(Data excerpts)
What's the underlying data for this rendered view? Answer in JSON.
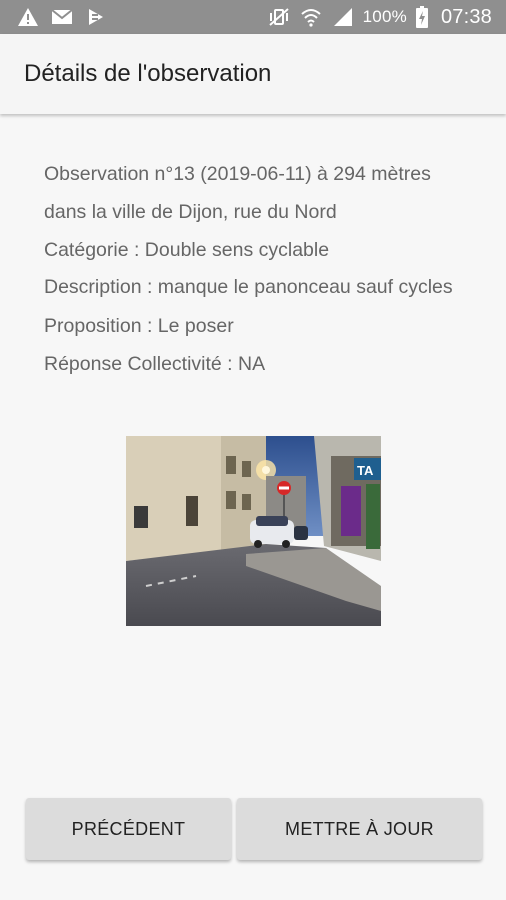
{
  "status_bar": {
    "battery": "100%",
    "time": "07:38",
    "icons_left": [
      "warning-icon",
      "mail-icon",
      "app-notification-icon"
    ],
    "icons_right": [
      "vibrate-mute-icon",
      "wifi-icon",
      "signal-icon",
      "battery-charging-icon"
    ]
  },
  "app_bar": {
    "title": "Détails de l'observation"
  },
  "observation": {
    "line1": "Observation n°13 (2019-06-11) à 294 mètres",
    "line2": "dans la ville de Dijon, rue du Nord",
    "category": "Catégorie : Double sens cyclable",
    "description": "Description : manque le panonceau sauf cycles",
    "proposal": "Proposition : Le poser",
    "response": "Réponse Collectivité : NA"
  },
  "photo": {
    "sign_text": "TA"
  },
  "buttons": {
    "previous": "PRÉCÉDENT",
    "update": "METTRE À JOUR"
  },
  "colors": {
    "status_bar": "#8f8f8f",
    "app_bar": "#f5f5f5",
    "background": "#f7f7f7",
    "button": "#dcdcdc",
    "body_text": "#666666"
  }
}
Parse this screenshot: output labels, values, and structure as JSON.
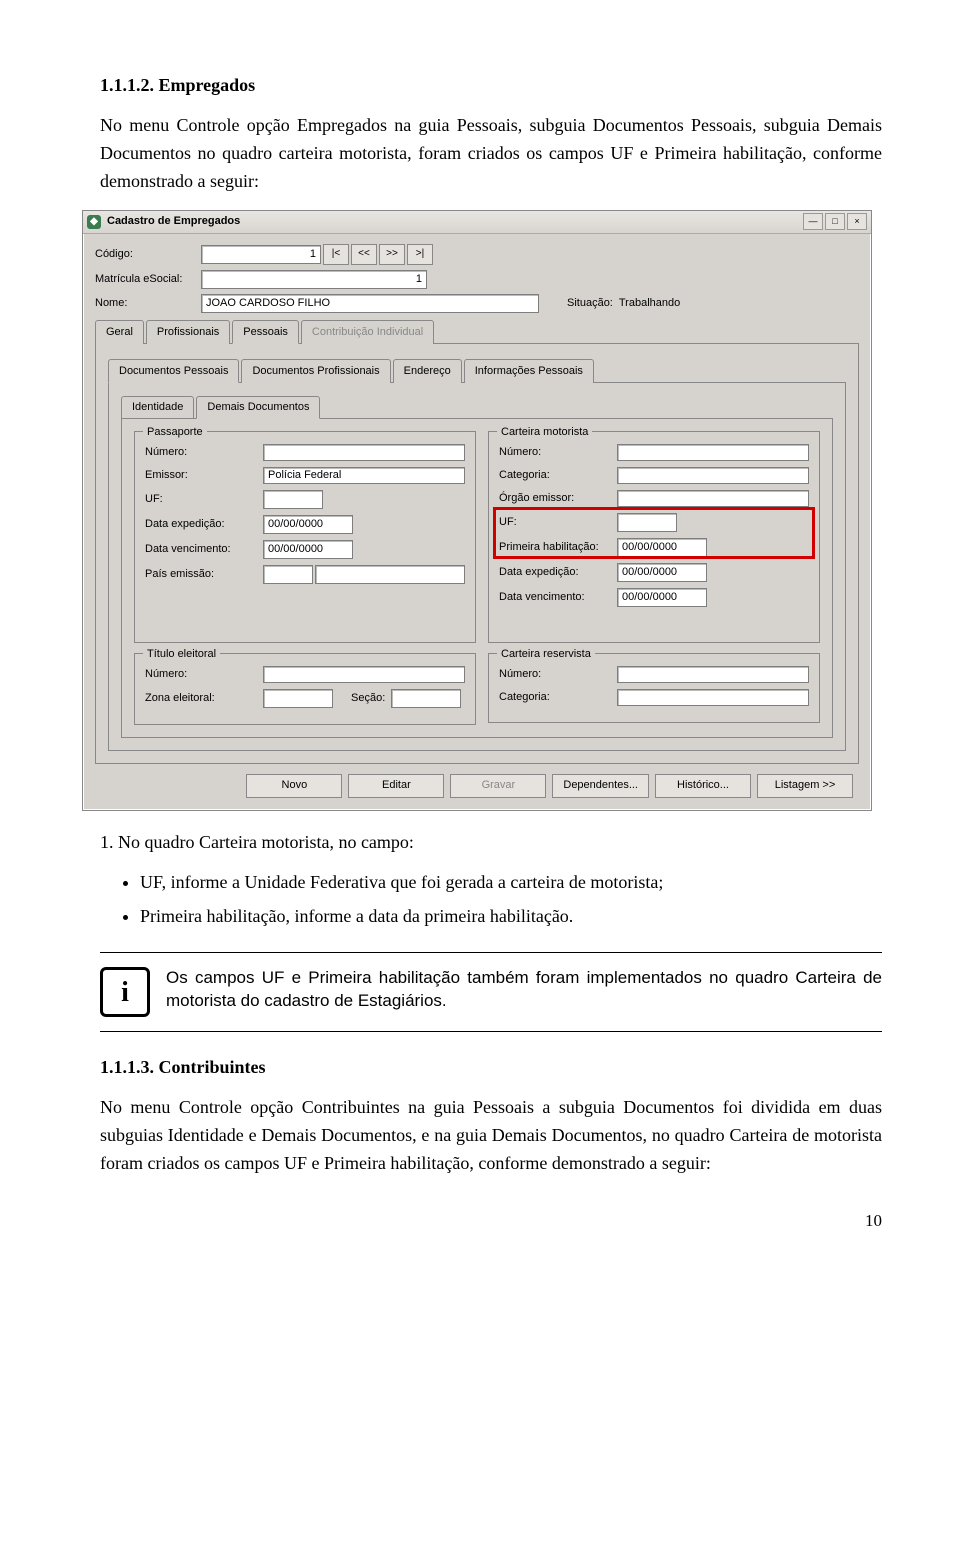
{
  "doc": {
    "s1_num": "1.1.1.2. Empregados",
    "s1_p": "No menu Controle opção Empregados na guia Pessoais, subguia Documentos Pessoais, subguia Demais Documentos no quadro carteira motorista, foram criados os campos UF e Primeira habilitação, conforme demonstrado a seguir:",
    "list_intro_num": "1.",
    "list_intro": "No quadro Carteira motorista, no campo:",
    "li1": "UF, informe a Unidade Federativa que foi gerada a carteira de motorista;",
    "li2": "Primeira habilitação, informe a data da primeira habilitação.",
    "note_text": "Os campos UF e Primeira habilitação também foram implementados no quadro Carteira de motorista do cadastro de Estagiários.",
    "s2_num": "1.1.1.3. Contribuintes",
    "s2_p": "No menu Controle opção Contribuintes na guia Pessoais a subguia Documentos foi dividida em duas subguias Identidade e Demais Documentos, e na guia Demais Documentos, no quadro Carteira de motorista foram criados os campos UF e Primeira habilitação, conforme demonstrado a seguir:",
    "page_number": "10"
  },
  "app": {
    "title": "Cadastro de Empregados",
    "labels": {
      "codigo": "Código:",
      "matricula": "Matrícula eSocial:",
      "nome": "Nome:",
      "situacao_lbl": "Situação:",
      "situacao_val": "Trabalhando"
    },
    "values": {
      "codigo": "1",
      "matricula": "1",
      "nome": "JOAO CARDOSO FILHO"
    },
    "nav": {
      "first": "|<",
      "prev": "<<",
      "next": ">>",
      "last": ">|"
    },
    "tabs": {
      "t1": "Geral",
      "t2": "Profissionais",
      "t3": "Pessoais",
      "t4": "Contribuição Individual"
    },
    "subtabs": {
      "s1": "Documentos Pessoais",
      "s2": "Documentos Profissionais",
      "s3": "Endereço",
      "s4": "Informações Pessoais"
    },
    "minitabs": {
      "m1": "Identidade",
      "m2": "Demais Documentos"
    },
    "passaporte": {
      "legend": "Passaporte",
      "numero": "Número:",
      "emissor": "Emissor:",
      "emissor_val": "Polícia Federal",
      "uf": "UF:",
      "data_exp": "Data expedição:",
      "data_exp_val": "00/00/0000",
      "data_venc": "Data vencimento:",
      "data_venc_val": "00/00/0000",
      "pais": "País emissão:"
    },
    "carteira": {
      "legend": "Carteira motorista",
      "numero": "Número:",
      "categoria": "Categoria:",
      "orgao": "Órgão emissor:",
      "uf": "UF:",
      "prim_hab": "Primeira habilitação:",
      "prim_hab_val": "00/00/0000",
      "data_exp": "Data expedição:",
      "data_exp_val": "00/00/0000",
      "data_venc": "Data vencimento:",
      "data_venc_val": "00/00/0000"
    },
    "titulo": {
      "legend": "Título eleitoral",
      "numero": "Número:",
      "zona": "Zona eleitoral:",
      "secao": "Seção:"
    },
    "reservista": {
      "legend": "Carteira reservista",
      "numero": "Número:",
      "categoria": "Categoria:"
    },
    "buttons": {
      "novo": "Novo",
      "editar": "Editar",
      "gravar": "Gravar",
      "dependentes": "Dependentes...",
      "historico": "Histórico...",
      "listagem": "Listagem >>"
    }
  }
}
---
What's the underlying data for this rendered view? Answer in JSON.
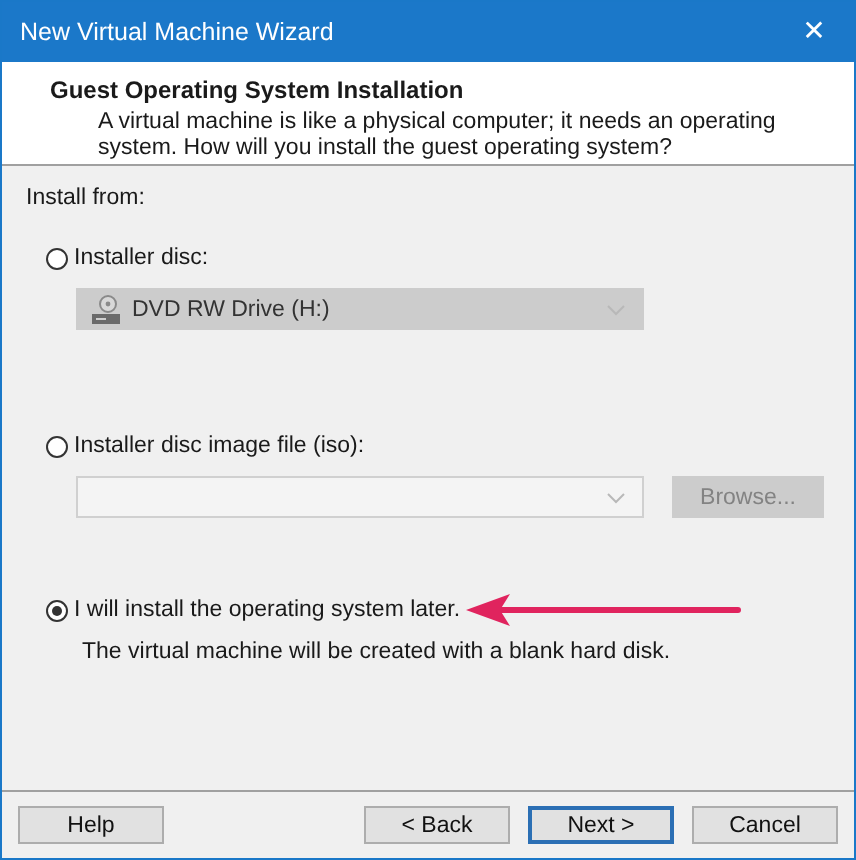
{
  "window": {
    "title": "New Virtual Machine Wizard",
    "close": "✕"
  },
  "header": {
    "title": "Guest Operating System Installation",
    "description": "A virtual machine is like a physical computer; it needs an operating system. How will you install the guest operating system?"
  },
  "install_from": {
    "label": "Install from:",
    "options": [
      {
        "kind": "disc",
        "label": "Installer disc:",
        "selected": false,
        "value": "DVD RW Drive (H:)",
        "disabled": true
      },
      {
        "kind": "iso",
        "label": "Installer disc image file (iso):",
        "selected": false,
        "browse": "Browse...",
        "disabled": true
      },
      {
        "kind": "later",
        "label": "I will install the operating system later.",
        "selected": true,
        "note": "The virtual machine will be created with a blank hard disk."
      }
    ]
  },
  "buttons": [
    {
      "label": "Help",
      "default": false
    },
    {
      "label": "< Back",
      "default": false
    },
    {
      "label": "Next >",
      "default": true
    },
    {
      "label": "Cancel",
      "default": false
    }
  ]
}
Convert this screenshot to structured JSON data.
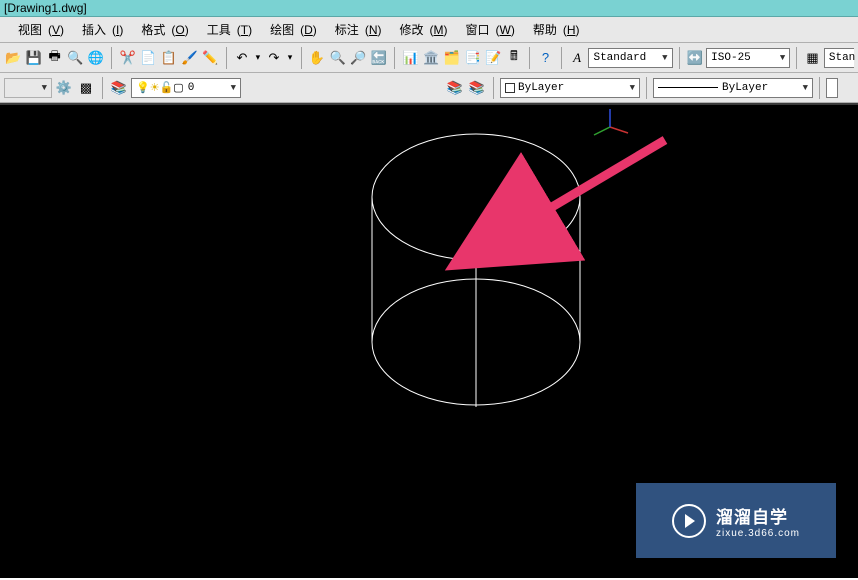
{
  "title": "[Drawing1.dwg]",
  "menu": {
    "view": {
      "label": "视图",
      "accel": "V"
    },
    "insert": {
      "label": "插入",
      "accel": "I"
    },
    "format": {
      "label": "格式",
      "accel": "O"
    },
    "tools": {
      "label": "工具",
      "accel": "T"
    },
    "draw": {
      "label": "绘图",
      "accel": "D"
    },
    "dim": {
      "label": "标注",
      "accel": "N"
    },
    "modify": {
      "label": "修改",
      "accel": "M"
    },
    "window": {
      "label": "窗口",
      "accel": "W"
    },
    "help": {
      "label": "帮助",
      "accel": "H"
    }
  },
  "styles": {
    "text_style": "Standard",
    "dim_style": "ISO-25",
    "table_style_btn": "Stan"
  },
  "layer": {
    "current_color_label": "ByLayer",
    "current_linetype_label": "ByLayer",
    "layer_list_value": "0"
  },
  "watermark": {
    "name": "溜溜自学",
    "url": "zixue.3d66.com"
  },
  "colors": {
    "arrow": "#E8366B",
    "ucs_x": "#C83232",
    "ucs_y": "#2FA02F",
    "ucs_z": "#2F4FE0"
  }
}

## GOAL OF THE EXERCISE
Look through the lines above and collect those with the word "matricula".

## EXERCISE SOLUTION
      "matricula": "Matrícula eSocial:",
      "matricula": "1",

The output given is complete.